| AVAILABLE DATA |
--------------------

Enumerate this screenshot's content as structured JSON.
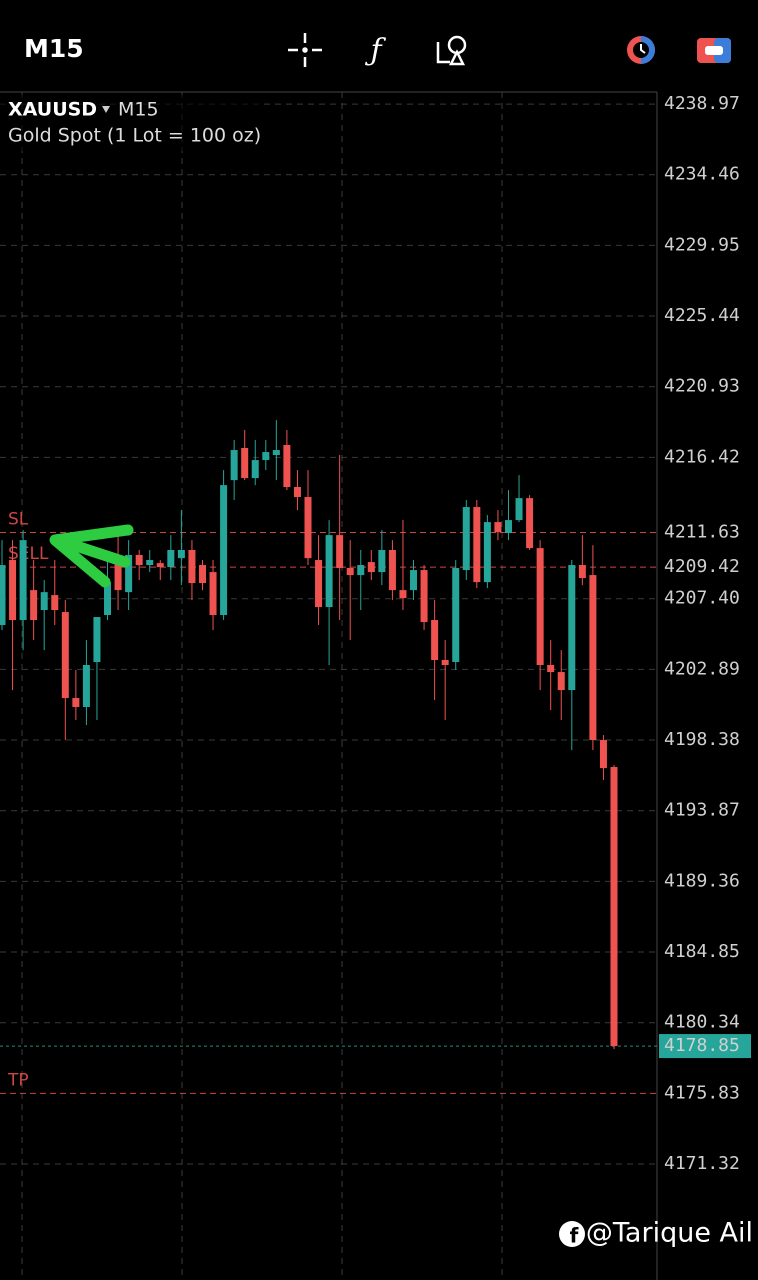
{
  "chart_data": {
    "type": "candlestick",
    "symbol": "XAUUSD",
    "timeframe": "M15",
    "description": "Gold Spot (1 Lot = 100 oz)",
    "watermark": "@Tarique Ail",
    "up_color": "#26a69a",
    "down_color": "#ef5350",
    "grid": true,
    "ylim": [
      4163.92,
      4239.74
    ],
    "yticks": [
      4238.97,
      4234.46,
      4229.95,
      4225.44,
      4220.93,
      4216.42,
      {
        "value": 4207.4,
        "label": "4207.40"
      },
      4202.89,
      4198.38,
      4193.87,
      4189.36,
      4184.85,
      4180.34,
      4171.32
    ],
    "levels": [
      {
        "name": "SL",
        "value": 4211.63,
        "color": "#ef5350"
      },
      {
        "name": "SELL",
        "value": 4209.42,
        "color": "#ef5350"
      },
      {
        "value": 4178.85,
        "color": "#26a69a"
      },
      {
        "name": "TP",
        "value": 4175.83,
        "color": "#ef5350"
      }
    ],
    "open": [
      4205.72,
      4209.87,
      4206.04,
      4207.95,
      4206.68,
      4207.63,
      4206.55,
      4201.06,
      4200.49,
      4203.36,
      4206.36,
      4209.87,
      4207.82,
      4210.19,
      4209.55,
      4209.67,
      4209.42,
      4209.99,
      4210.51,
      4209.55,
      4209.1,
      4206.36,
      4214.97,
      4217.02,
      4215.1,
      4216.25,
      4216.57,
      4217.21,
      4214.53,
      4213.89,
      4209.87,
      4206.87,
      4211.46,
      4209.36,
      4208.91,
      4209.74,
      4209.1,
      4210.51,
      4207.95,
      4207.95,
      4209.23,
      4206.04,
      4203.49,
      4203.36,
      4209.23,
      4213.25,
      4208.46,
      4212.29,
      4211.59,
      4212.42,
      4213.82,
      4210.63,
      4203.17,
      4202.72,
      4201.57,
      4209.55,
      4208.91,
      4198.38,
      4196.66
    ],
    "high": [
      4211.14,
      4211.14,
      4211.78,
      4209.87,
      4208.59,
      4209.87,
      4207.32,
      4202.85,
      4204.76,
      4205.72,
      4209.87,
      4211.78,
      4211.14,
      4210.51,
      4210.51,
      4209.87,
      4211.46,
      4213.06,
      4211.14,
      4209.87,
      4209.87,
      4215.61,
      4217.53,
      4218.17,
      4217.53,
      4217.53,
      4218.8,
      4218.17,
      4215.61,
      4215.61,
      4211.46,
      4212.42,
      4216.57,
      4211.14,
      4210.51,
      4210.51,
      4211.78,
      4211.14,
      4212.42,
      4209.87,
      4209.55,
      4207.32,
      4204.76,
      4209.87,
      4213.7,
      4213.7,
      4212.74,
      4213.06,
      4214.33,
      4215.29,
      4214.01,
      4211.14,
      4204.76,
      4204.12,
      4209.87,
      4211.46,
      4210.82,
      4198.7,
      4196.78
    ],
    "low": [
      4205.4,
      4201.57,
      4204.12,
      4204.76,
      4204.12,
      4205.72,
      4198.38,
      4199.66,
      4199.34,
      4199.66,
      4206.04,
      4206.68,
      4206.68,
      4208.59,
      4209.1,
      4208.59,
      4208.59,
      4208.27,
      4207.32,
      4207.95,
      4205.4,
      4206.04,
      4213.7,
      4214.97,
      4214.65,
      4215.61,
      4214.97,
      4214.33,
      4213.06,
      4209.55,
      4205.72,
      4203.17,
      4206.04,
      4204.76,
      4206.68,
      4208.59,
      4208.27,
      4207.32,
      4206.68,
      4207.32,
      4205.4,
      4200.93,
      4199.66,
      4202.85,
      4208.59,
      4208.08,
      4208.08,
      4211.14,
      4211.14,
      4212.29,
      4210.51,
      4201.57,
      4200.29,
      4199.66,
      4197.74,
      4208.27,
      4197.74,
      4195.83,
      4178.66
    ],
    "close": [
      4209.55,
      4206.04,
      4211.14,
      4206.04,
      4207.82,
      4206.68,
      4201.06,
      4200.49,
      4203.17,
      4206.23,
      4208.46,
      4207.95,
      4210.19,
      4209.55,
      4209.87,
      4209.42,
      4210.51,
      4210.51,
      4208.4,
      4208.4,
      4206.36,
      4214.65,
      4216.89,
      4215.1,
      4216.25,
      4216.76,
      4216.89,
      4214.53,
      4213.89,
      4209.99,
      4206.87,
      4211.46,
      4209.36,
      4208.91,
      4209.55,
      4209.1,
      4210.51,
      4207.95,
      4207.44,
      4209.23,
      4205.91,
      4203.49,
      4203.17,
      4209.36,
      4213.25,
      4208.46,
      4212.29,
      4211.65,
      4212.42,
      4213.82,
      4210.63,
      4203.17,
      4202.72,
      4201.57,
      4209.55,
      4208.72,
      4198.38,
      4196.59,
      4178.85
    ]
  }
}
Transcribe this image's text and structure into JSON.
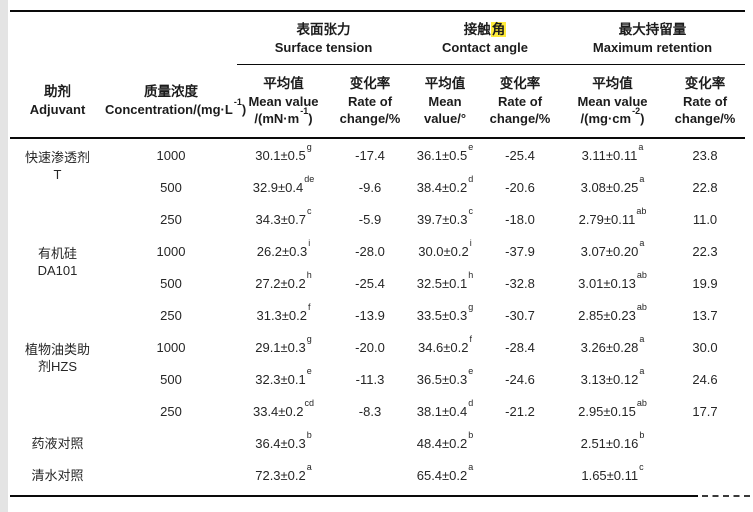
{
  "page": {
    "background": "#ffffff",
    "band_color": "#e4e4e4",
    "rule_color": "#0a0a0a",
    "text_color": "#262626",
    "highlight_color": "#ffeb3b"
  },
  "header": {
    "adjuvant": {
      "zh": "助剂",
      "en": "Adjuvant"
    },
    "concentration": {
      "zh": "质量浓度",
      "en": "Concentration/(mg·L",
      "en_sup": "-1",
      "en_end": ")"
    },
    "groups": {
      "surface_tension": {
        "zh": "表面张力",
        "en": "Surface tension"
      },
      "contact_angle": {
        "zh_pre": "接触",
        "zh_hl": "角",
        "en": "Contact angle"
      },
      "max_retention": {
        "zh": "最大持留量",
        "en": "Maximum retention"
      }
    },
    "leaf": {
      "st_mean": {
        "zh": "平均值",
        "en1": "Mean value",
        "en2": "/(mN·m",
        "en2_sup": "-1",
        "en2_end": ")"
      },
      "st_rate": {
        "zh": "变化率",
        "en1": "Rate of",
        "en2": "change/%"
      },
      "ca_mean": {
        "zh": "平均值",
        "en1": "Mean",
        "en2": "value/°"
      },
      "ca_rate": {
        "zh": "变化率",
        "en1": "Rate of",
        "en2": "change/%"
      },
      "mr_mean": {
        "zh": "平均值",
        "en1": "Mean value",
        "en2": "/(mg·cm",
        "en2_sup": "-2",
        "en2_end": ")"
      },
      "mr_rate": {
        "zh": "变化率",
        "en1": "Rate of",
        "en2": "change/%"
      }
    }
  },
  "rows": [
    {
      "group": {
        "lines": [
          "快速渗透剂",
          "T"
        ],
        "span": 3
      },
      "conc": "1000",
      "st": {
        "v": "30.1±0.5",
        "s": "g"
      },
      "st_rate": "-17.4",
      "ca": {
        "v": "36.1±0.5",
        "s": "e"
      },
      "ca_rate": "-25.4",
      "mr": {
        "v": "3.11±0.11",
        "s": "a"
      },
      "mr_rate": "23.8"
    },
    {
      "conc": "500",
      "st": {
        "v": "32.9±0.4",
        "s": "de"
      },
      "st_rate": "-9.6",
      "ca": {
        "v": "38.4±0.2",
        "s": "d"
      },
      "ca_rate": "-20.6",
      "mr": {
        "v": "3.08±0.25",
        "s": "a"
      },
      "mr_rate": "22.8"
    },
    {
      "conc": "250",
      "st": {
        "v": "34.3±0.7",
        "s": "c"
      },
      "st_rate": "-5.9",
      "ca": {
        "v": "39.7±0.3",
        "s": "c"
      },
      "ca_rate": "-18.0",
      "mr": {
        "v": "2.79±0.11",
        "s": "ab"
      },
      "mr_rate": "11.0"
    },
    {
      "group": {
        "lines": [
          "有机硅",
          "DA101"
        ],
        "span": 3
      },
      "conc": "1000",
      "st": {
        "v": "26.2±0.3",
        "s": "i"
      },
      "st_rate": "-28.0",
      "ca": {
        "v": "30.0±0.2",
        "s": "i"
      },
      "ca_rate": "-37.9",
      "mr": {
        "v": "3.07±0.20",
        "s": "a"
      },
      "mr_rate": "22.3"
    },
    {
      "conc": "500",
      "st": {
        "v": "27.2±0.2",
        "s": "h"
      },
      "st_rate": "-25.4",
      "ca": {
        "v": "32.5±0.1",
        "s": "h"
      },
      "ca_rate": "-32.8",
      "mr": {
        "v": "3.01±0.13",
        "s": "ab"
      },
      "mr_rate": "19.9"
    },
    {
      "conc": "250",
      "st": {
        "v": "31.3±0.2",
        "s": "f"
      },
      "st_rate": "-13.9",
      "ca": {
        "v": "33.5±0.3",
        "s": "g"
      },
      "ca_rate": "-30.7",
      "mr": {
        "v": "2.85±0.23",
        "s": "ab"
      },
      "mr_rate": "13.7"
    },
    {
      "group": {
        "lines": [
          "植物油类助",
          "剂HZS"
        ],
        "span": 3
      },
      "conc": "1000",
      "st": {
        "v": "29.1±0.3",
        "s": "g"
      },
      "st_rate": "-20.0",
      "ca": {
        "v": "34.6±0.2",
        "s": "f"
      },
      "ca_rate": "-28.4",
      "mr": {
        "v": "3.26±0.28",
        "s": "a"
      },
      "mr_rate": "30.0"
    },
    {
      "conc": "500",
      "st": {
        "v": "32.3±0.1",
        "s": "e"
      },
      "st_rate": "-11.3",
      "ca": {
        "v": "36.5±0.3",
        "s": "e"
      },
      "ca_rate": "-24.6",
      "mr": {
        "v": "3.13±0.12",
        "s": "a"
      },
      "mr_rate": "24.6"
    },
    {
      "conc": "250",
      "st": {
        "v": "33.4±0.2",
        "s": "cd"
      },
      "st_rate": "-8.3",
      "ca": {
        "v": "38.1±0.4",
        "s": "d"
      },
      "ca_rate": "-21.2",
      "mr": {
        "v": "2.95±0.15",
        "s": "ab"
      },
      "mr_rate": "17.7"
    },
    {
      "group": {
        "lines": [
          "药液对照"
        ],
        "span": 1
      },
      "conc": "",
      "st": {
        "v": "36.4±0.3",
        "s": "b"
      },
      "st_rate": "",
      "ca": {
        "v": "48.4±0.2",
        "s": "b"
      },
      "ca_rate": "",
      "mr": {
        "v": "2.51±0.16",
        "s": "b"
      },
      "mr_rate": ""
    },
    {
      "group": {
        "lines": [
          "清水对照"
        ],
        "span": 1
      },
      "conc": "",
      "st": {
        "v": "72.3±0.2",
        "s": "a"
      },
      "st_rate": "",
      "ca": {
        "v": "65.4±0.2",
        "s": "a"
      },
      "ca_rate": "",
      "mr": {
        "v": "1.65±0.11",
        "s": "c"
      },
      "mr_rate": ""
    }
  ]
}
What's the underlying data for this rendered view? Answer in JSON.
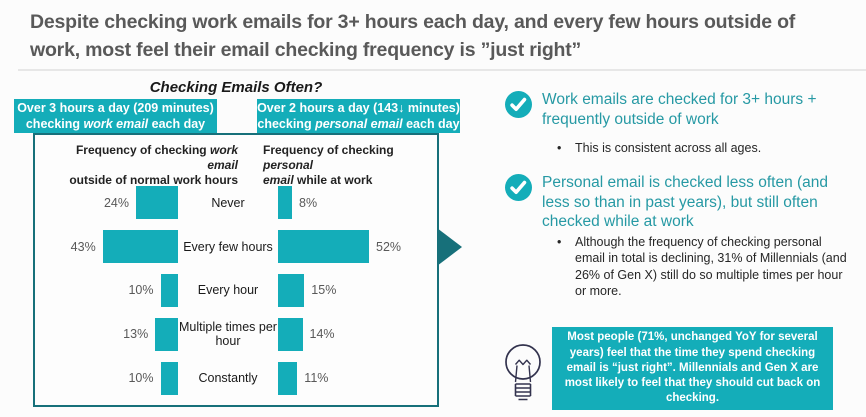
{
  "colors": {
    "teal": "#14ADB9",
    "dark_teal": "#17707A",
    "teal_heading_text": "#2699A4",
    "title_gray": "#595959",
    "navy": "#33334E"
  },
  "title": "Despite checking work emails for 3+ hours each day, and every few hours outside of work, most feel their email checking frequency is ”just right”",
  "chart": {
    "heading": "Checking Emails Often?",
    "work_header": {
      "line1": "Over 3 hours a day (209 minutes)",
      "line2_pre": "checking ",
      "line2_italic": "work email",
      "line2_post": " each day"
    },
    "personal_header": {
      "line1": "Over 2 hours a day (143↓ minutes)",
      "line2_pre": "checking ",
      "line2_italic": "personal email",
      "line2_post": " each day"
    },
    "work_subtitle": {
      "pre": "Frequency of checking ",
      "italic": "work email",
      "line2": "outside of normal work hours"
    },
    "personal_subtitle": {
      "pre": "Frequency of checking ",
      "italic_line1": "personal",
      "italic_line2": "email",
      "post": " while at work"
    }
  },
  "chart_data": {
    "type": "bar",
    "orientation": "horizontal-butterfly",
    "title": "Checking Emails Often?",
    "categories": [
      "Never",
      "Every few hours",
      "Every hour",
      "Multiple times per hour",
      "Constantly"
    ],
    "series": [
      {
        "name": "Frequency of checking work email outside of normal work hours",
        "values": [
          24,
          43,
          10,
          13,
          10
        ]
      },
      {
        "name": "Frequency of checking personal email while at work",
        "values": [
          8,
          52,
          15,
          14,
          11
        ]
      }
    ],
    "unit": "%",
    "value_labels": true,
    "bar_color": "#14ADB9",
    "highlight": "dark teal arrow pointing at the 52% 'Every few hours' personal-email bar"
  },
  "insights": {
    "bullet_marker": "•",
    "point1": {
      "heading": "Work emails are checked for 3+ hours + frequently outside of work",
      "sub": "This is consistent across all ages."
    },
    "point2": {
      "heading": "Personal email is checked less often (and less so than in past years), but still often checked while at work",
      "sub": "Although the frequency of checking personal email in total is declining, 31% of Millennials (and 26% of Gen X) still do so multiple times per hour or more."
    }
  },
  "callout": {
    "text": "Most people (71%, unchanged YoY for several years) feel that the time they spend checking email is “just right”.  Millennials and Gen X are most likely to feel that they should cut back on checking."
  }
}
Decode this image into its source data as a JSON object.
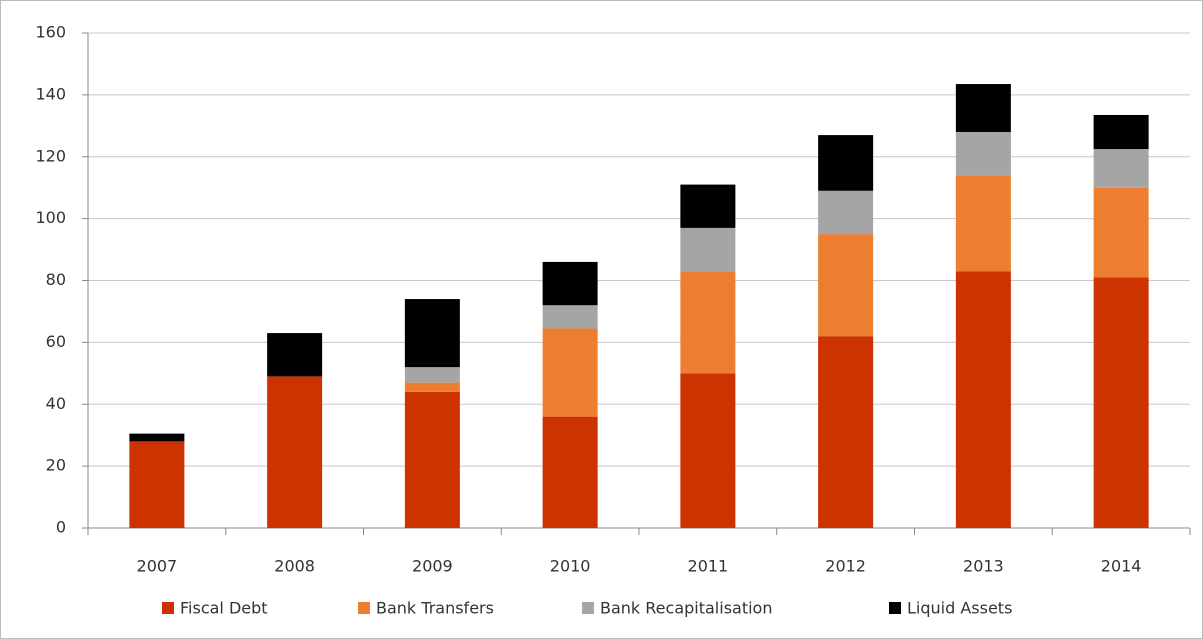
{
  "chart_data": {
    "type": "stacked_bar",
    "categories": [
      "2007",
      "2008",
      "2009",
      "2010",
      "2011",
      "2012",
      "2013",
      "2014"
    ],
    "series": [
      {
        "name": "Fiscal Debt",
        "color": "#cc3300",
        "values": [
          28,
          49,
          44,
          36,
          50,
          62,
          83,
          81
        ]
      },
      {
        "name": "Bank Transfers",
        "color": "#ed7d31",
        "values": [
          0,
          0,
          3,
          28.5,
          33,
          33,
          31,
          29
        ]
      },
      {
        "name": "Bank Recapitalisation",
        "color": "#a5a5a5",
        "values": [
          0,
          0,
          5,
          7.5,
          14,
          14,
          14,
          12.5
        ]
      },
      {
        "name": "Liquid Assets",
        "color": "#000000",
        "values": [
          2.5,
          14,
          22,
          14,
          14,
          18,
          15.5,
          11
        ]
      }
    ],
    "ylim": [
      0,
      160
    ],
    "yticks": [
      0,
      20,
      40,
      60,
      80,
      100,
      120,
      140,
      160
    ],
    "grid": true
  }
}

--------------------

| REQUIRED WORK |
Retype, word for word, the lines from the one with "Decode this image" through the last line of the entries above, and only those lines. Leave pictures out.

| FINISHED EXERCISE |
Decode this image into its source data as a JSON object.
{
  "chart_data": {
    "type": "stacked_bar",
    "categories": [
      "2007",
      "2008",
      "2009",
      "2010",
      "2011",
      "2012",
      "2013",
      "2014"
    ],
    "series": [
      {
        "name": "Fiscal Debt",
        "color": "#cc3300",
        "values": [
          28,
          49,
          44,
          36,
          50,
          62,
          83,
          81
        ]
      },
      {
        "name": "Bank Transfers",
        "color": "#ed7d31",
        "values": [
          0,
          0,
          3,
          28.5,
          33,
          33,
          31,
          29
        ]
      },
      {
        "name": "Bank Recapitalisation",
        "color": "#a5a5a5",
        "values": [
          0,
          0,
          5,
          7.5,
          14,
          14,
          14,
          12.5
        ]
      },
      {
        "name": "Liquid Assets",
        "color": "#000000",
        "values": [
          2.5,
          14,
          22,
          14,
          14,
          18,
          15.5,
          11
        ]
      }
    ],
    "ylim": [
      0,
      160
    ],
    "yticks": [
      0,
      20,
      40,
      60,
      80,
      100,
      120,
      140,
      160
    ],
    "grid": true
  }
}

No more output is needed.